(Coordinate annotation items)
◆ ◆ ◆
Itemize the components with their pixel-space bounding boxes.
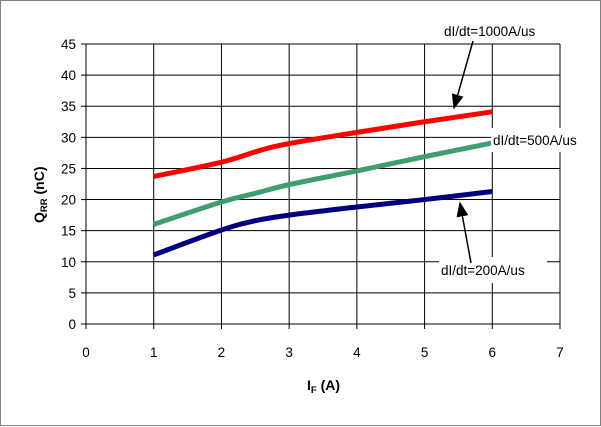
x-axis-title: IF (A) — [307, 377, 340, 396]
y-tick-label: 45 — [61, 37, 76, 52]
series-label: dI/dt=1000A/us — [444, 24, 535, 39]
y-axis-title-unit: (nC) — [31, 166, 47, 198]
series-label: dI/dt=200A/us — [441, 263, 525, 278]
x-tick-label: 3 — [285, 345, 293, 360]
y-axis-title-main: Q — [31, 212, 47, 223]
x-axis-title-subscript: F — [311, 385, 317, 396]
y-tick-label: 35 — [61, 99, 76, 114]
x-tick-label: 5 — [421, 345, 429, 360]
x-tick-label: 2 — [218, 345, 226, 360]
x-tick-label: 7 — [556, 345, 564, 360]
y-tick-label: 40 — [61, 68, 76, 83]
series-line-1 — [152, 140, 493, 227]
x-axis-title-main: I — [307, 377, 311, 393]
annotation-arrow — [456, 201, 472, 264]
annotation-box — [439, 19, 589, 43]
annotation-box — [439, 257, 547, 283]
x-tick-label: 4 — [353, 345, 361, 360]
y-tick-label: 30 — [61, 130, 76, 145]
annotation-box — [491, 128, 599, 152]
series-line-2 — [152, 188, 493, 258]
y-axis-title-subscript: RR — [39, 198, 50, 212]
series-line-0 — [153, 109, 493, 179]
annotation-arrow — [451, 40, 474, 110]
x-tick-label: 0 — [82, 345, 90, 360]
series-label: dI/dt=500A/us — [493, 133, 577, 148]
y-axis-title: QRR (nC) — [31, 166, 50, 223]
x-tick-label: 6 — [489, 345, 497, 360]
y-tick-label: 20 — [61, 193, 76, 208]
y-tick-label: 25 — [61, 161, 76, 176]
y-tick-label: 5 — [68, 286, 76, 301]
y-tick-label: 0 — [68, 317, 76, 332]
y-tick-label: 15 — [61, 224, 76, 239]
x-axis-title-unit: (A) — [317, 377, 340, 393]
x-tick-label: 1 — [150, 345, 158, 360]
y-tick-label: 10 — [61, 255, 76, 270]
◆ ◆ ◆
▶ _EXERCISE DESCRIPTION_
Retype, unchanged, the lines between the one holding "x-axis-title: IF (A) — [307, 377, 340, 396]" and the one holding "x-tick-label: 3 — [285, 345, 293, 360]", inclusive.

▶ _SOLUTION TO THIS EXERCISE_
x-axis-title: IF (A) — [307, 377, 340, 396]
y-tick-label: 45 — [61, 37, 76, 52]
series-label: dI/dt=1000A/us — [444, 24, 535, 39]
y-axis-title-unit: (nC) — [31, 166, 47, 198]
series-label: dI/dt=200A/us — [441, 263, 525, 278]
x-tick-label: 3 — [285, 345, 293, 360]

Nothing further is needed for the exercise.